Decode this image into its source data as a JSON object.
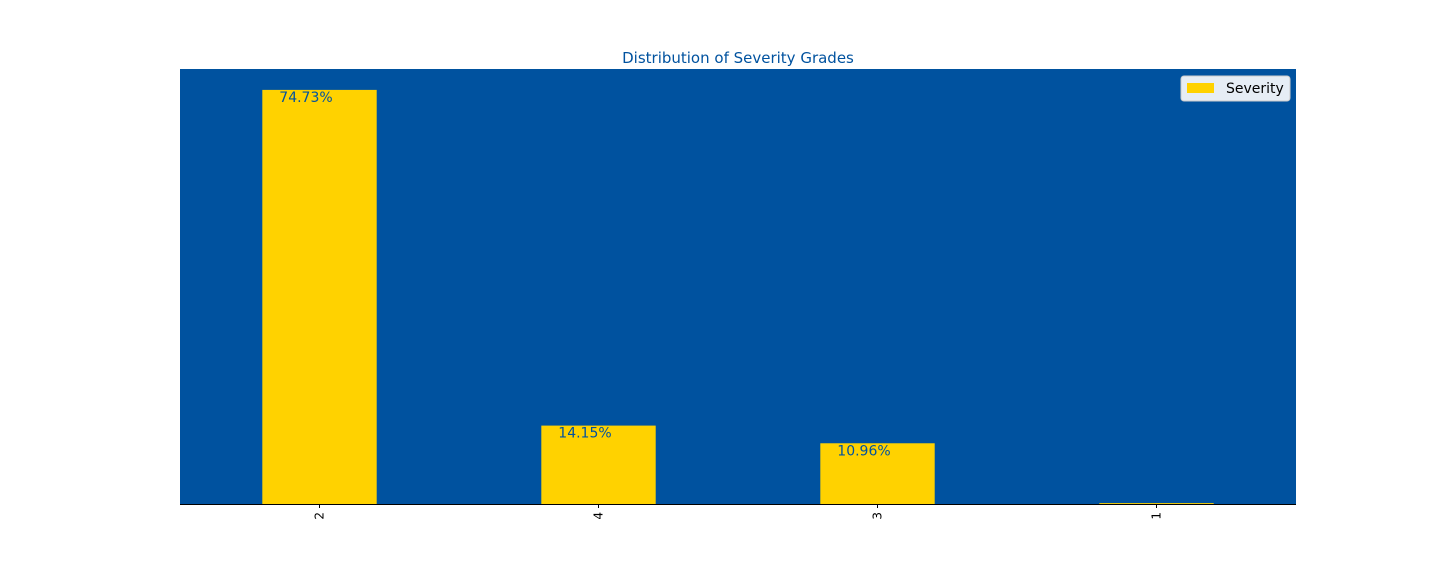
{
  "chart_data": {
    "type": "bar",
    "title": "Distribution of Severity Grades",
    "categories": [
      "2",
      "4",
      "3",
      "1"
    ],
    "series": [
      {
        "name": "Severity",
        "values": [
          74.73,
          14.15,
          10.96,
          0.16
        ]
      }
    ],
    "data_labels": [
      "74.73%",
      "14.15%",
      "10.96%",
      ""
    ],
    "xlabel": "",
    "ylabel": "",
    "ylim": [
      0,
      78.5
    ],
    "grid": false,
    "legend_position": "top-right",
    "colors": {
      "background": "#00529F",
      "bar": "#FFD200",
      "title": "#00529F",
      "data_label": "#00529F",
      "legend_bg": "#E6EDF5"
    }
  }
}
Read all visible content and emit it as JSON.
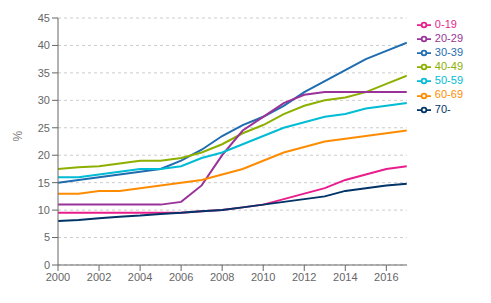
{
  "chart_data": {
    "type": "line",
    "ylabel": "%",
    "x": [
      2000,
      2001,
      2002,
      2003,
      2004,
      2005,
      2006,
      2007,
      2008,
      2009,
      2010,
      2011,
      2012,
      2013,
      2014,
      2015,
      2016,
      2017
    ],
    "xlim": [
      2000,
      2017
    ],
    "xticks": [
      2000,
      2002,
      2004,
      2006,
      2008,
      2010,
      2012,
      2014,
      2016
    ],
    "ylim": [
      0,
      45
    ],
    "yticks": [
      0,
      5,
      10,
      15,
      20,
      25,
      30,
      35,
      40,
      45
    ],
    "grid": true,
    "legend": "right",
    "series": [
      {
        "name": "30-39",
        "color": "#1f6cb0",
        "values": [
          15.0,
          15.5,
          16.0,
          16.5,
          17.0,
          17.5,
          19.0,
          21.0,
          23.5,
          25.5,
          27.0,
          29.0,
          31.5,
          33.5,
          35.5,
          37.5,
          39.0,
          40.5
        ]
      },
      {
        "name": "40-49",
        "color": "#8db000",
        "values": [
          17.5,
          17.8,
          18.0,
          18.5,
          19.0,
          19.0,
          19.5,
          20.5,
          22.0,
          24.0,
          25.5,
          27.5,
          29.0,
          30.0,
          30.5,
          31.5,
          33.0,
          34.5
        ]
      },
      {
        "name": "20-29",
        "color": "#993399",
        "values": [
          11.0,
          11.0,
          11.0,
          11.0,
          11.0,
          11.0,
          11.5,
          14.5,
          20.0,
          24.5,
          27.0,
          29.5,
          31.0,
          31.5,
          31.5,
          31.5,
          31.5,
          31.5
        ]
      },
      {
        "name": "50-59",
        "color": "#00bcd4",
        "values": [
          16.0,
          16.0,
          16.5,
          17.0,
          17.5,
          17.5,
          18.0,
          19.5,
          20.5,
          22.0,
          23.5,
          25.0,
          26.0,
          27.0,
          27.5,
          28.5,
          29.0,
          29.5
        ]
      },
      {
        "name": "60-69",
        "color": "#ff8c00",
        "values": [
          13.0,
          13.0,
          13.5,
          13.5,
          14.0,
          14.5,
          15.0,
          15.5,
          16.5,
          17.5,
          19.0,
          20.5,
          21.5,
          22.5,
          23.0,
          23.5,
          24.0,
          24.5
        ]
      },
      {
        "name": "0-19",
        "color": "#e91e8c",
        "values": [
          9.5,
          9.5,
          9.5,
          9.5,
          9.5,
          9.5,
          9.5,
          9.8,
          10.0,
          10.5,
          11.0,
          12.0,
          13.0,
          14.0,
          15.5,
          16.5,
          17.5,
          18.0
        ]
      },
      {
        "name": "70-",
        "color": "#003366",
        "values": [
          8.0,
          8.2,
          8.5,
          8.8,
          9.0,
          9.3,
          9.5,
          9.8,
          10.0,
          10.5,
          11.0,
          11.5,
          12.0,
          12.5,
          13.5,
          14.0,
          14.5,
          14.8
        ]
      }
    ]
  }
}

STATED TASK - Retype everything in the material word for word, minus pictures.

CORRECT OUTPUT -
Decode this image into its source data as a JSON object.
{
  "chart_data": {
    "type": "bar",
    "title": "Distribution of Severity Grades",
    "categories": [
      "2",
      "4",
      "3",
      "1"
    ],
    "series": [
      {
        "name": "Severity",
        "values": [
          74.73,
          14.15,
          10.96,
          0.16
        ]
      }
    ],
    "data_labels": [
      "74.73%",
      "14.15%",
      "10.96%",
      ""
    ],
    "xlabel": "",
    "ylabel": "",
    "ylim": [
      0,
      78.5
    ],
    "grid": false,
    "legend_position": "top-right",
    "colors": {
      "background": "#00529F",
      "bar": "#FFD200",
      "title": "#00529F",
      "data_label": "#00529F",
      "legend_bg": "#E6EDF5"
    }
  }
}
Read all visible content and emit it as JSON.
{
  "chart_data": {
    "type": "line",
    "ylabel": "%",
    "x": [
      2000,
      2001,
      2002,
      2003,
      2004,
      2005,
      2006,
      2007,
      2008,
      2009,
      2010,
      2011,
      2012,
      2013,
      2014,
      2015,
      2016,
      2017
    ],
    "xlim": [
      2000,
      2017
    ],
    "xticks": [
      2000,
      2002,
      2004,
      2006,
      2008,
      2010,
      2012,
      2014,
      2016
    ],
    "ylim": [
      0,
      45
    ],
    "yticks": [
      0,
      5,
      10,
      15,
      20,
      25,
      30,
      35,
      40,
      45
    ],
    "grid": true,
    "legend": "right",
    "series": [
      {
        "name": "30-39",
        "color": "#1f6cb0",
        "values": [
          15.0,
          15.5,
          16.0,
          16.5,
          17.0,
          17.5,
          19.0,
          21.0,
          23.5,
          25.5,
          27.0,
          29.0,
          31.5,
          33.5,
          35.5,
          37.5,
          39.0,
          40.5
        ]
      },
      {
        "name": "40-49",
        "color": "#8db000",
        "values": [
          17.5,
          17.8,
          18.0,
          18.5,
          19.0,
          19.0,
          19.5,
          20.5,
          22.0,
          24.0,
          25.5,
          27.5,
          29.0,
          30.0,
          30.5,
          31.5,
          33.0,
          34.5
        ]
      },
      {
        "name": "20-29",
        "color": "#993399",
        "values": [
          11.0,
          11.0,
          11.0,
          11.0,
          11.0,
          11.0,
          11.5,
          14.5,
          20.0,
          24.5,
          27.0,
          29.5,
          31.0,
          31.5,
          31.5,
          31.5,
          31.5,
          31.5
        ]
      },
      {
        "name": "50-59",
        "color": "#00bcd4",
        "values": [
          16.0,
          16.0,
          16.5,
          17.0,
          17.5,
          17.5,
          18.0,
          19.5,
          20.5,
          22.0,
          23.5,
          25.0,
          26.0,
          27.0,
          27.5,
          28.5,
          29.0,
          29.5
        ]
      },
      {
        "name": "60-69",
        "color": "#ff8c00",
        "values": [
          13.0,
          13.0,
          13.5,
          13.5,
          14.0,
          14.5,
          15.0,
          15.5,
          16.5,
          17.5,
          19.0,
          20.5,
          21.5,
          22.5,
          23.0,
          23.5,
          24.0,
          24.5
        ]
      },
      {
        "name": "0-19",
        "color": "#e91e8c",
        "values": [
          9.5,
          9.5,
          9.5,
          9.5,
          9.5,
          9.5,
          9.5,
          9.8,
          10.0,
          10.5,
          11.0,
          12.0,
          13.0,
          14.0,
          15.5,
          16.5,
          17.5,
          18.0
        ]
      },
      {
        "name": "70-",
        "color": "#003366",
        "values": [
          8.0,
          8.2,
          8.5,
          8.8,
          9.0,
          9.3,
          9.5,
          9.8,
          10.0,
          10.5,
          11.0,
          11.5,
          12.0,
          12.5,
          13.5,
          14.0,
          14.5,
          14.8
        ]
      }
    ]
  }
}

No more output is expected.